Reproduce the following rows word for word, leaving out the pictures.
[BEGIN]
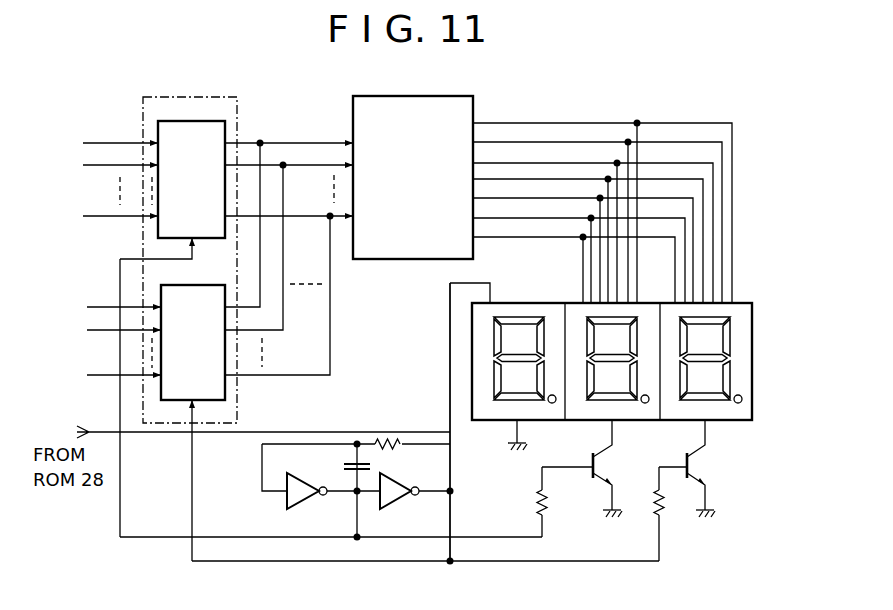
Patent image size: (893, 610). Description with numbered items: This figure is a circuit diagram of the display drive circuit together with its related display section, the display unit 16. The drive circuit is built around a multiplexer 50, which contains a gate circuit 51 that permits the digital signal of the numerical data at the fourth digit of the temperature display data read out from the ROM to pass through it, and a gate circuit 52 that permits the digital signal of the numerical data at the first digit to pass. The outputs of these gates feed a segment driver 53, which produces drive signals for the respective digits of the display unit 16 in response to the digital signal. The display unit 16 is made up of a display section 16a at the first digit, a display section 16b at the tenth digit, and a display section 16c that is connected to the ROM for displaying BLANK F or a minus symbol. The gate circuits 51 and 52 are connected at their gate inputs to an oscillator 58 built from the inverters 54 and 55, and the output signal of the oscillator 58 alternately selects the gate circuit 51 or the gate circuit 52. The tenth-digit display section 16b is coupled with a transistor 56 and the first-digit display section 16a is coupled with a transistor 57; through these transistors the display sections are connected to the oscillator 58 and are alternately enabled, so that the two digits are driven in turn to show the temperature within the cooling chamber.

The display unit 16 is at (723, 422).
The display section at the first digit 16a is at (747, 312).
The display section at the 10th digit 16b is at (635, 422).
The display section 16c is at (547, 422).
The multiplexer 50 is at (237, 118).
The gate circuit 51 is at (200, 121).
The gate circuit 52 is at (208, 285).
The segment driver 53 is at (422, 96).
The inverter 54 is at (312, 504).
The inverter 55 is at (402, 504).
The transistor 56 is at (600, 481).
The transistor 57 is at (700, 476).
The oscillator 58 is at (462, 508).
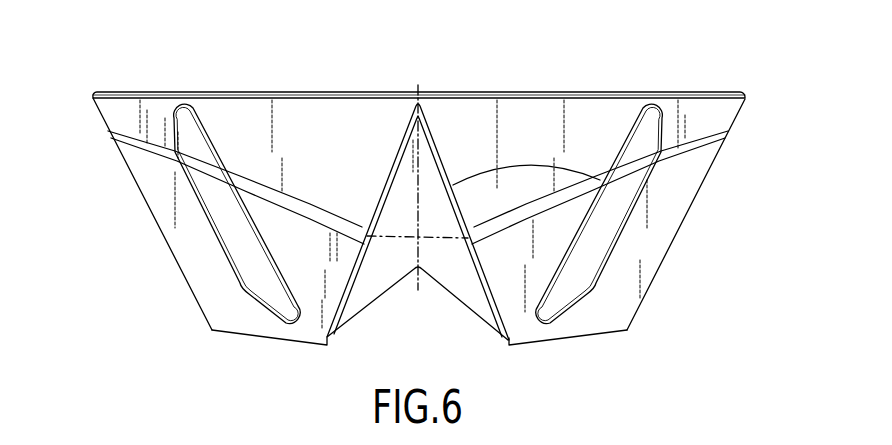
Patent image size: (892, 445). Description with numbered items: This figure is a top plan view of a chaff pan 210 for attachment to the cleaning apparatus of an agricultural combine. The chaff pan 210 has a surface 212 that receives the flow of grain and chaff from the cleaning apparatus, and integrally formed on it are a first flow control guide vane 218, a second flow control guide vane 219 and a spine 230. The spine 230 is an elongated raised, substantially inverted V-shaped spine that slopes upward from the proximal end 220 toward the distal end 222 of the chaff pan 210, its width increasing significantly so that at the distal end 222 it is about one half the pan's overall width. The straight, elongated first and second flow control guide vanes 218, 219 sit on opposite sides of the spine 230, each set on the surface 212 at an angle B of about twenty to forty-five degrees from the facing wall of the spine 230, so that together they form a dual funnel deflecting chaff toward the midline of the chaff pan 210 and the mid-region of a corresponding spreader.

The chaff pan 210 is at (757, 52).
The surface 212 is at (419, 215).
The first flow control guide vane 218 is at (663, 105).
The second flow control guide vane 219 is at (191, 106).
The proximal end 220 is at (295, 93).
The distal end 222 is at (576, 343).
The spine 230 is at (363, 301).
The angle B is at (526, 164).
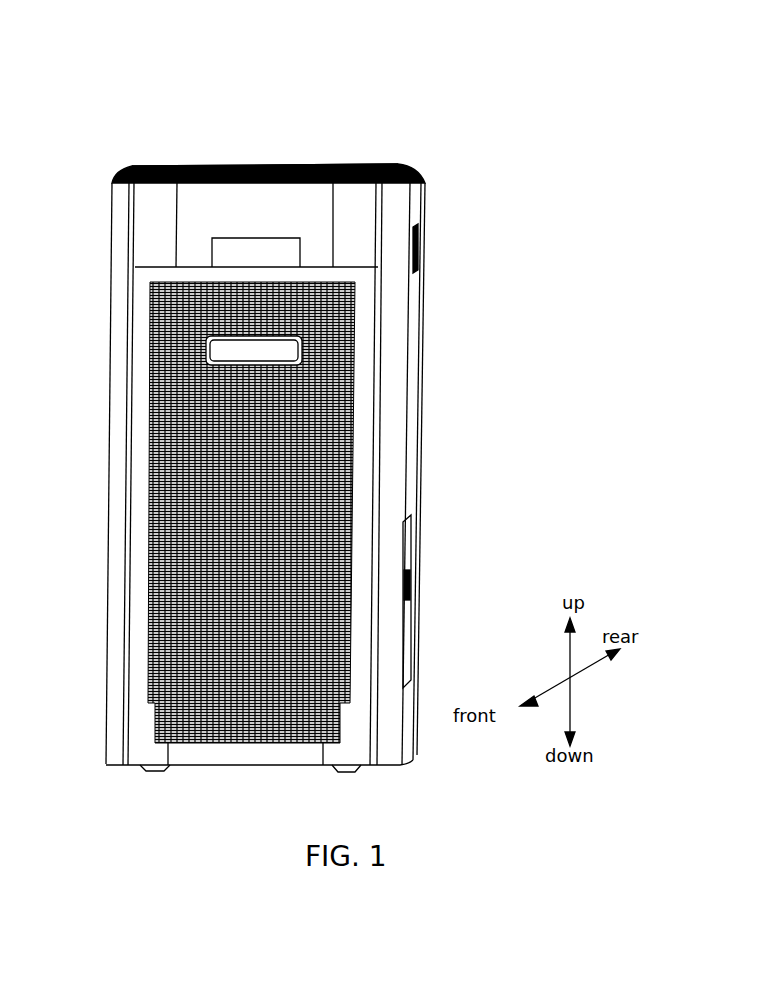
[END]
CORRECT RESULT ▸
Patent image size: (893, 610). Description with numbered items: This figure is a circuit diagram of the display drive circuit together with its related display section, the display unit 16. The drive circuit is built around a multiplexer 50, which contains a gate circuit 51 that permits the digital signal of the numerical data at the fourth digit of the temperature display data read out from the ROM to pass through it, and a gate circuit 52 that permits the digital signal of the numerical data at the first digit to pass. The outputs of these gates feed a segment driver 53, which produces drive signals for the respective digits of the display unit 16 in response to the digital signal. The display unit 16 is made up of a display section 16a at the first digit, a display section 16b at the tenth digit, and a display section 16c that is connected to the ROM for displaying BLANK F or a minus symbol. The gate circuits 51 and 52 are connected at their gate inputs to an oscillator 58 built from the inverters 54 and 55, and the output signal of the oscillator 58 alternately selects the gate circuit 51 or the gate circuit 52. The tenth-digit display section 16b is coupled with a transistor 56 and the first-digit display section 16a is coupled with a transistor 57; through these transistors the display sections are connected to the oscillator 58 and are alternately enabled, so that the two digits are driven in turn to show the temperature within the cooling chamber.

The display unit 16 is at (723, 422).
The display section at the first digit 16a is at (747, 312).
The display section at the 10th digit 16b is at (635, 422).
The display section 16c is at (547, 422).
The multiplexer 50 is at (237, 118).
The gate circuit 51 is at (200, 121).
The gate circuit 52 is at (208, 285).
The segment driver 53 is at (422, 96).
The inverter 54 is at (312, 504).
The inverter 55 is at (402, 504).
The transistor 56 is at (600, 481).
The transistor 57 is at (700, 476).
The oscillator 58 is at (462, 508).
Patent image size: (892, 445). Description with numbered items: This figure is a top plan view of a chaff pan 210 for attachment to the cleaning apparatus of an agricultural combine. The chaff pan 210 has a surface 212 that receives the flow of grain and chaff from the cleaning apparatus, and integrally formed on it are a first flow control guide vane 218, a second flow control guide vane 219 and a spine 230. The spine 230 is an elongated raised, substantially inverted V-shaped spine that slopes upward from the proximal end 220 toward the distal end 222 of the chaff pan 210, its width increasing significantly so that at the distal end 222 it is about one half the pan's overall width. The straight, elongated first and second flow control guide vanes 218, 219 sit on opposite sides of the spine 230, each set on the surface 212 at an angle B of about twenty to forty-five degrees from the facing wall of the spine 230, so that together they form a dual funnel deflecting chaff toward the midline of the chaff pan 210 and the mid-region of a corresponding spreader.

The chaff pan 210 is at (757, 52).
The surface 212 is at (419, 215).
The first flow control guide vane 218 is at (663, 105).
The second flow control guide vane 219 is at (191, 106).
The proximal end 220 is at (295, 93).
The distal end 222 is at (576, 343).
The spine 230 is at (363, 301).
The angle B is at (526, 164).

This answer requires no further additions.